THE TASK> Lines holding the string "achieve" are the ones to copy from this listing.

(Records from a dataset)

* * * * * * * * *

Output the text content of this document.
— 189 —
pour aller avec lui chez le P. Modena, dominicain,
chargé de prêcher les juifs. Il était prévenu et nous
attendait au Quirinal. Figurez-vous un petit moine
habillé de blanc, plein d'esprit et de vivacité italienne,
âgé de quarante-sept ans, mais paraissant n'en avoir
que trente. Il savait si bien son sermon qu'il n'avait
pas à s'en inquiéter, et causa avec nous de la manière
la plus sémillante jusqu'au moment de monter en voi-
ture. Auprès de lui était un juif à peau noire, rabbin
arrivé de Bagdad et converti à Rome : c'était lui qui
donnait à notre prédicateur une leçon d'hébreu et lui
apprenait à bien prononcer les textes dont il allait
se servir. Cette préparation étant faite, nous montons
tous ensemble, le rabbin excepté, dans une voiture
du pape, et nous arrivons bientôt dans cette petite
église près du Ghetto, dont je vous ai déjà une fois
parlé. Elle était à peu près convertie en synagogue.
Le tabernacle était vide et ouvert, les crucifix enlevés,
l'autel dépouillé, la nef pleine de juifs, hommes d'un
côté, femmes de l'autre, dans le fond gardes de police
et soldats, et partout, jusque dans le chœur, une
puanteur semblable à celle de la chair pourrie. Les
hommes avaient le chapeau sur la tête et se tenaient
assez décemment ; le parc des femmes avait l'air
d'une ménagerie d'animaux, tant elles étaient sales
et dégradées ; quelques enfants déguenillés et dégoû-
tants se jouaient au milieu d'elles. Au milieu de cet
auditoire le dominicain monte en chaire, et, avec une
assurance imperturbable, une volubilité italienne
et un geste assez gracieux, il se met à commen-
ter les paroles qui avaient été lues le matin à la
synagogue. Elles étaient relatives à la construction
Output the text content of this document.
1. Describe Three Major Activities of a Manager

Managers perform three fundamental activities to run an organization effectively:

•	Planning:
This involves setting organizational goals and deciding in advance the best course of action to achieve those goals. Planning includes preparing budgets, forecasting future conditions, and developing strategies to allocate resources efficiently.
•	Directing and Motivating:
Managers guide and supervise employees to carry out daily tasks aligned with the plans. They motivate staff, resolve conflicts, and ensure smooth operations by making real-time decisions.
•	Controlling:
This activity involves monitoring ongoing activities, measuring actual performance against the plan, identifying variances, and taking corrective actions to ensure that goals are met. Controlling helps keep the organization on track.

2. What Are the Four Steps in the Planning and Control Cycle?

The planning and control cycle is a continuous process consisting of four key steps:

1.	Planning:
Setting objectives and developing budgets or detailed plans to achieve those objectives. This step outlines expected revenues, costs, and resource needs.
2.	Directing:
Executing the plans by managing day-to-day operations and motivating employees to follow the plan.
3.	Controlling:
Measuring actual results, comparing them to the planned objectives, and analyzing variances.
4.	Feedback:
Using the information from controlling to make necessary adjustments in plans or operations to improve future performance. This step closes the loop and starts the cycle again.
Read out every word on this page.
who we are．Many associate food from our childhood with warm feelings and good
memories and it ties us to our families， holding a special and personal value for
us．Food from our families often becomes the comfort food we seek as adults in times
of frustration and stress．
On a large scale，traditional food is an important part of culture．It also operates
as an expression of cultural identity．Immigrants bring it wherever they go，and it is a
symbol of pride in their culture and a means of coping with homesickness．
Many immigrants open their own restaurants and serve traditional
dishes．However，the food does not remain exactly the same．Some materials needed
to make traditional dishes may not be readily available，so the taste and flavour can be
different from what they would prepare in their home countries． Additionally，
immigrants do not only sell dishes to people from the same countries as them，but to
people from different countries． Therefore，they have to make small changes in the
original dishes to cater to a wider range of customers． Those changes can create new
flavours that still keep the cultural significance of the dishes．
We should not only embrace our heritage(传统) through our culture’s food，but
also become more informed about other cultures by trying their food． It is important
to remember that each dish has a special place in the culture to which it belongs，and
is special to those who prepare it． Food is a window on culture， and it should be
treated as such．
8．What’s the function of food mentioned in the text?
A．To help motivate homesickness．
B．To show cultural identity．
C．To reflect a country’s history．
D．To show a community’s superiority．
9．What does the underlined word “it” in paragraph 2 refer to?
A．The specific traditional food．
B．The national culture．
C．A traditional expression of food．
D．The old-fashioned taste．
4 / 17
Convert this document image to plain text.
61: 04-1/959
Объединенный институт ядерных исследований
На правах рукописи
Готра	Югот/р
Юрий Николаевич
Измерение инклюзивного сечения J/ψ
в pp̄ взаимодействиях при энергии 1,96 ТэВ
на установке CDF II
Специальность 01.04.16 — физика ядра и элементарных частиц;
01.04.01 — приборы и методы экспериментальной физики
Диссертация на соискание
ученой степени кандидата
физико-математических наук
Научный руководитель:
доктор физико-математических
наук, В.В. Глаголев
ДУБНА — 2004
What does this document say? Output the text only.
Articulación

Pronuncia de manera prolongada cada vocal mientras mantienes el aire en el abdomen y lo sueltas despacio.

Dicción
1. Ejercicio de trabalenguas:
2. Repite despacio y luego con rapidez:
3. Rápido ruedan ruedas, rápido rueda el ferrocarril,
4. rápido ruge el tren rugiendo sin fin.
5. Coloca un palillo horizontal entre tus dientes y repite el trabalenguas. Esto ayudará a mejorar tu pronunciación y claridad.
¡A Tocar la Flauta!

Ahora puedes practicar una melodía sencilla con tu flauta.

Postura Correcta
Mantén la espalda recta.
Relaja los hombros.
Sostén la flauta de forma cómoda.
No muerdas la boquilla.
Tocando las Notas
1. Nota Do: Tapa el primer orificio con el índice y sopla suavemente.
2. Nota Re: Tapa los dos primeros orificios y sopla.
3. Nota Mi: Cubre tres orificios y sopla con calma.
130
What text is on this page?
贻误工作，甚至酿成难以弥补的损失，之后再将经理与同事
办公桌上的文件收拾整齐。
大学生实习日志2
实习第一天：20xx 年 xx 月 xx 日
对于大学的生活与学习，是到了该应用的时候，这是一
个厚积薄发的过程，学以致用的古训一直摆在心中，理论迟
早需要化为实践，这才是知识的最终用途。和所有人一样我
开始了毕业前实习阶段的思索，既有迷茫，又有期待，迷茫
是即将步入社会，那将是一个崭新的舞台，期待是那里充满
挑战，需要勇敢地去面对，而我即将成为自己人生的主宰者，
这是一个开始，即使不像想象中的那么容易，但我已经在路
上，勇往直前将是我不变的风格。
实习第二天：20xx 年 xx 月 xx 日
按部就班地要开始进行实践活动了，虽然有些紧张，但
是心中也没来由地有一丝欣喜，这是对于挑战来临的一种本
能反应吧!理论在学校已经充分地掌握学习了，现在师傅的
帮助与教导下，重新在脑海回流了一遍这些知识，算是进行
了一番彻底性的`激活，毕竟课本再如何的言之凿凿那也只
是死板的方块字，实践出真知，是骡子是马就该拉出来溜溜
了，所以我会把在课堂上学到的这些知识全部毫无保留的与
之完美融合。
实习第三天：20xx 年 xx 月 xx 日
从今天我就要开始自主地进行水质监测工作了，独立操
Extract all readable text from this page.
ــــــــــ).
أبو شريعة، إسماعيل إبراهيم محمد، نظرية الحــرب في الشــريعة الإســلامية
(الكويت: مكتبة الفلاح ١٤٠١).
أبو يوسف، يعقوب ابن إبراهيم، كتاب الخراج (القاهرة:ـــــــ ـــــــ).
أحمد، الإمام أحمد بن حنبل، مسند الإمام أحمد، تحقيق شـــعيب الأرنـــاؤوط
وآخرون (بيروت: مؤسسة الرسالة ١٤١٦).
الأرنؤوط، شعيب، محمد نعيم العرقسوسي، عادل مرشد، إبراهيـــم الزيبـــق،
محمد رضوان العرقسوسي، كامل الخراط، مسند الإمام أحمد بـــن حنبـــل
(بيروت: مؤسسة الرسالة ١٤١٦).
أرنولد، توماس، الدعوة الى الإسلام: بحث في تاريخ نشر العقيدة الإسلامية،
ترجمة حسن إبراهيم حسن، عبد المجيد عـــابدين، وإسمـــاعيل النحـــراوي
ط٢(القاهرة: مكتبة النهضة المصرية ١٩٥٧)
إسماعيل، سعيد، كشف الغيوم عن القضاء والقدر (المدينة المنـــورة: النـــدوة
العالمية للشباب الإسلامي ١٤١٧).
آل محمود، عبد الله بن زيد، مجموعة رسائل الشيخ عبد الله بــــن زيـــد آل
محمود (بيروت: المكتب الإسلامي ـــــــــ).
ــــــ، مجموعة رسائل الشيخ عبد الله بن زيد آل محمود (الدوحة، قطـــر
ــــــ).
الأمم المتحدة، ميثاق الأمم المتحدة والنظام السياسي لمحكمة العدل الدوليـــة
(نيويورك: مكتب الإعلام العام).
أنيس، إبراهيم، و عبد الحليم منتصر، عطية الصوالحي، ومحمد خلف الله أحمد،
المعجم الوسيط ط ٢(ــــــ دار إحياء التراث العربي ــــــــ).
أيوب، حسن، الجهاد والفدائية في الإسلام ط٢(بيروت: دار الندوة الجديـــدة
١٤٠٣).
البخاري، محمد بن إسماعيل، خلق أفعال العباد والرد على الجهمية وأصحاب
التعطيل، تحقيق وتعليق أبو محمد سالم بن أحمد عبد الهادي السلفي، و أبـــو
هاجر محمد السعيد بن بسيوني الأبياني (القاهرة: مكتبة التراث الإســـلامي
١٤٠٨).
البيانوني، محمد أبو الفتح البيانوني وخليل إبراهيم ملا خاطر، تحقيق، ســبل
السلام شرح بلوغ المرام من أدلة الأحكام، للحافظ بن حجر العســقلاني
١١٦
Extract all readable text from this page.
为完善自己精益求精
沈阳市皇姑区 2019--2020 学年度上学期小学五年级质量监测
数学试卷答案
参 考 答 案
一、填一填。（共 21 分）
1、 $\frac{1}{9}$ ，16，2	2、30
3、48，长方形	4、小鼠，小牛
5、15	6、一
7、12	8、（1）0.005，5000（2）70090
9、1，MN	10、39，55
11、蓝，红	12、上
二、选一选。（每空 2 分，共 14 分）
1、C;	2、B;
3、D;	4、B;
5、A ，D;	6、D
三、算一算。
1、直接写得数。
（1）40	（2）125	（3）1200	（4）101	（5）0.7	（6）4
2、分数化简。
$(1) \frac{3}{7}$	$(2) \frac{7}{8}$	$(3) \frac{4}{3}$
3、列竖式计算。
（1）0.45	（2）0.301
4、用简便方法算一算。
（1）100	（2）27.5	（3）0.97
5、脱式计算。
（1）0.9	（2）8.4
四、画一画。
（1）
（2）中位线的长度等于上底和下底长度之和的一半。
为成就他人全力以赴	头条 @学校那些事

* * * * * * * * *

REPLY TO THE EXERCISE>
This involves setting organizational goals and deciding in advance the best course of action to achieve those goals. Planning includes preparing budgets, forecasting future conditions, and developing strategies to allocate resources efficiently.
Setting objectives and developing budgets or detailed plans to achieve those objectives. This step outlines expected revenues, costs, and resource needs.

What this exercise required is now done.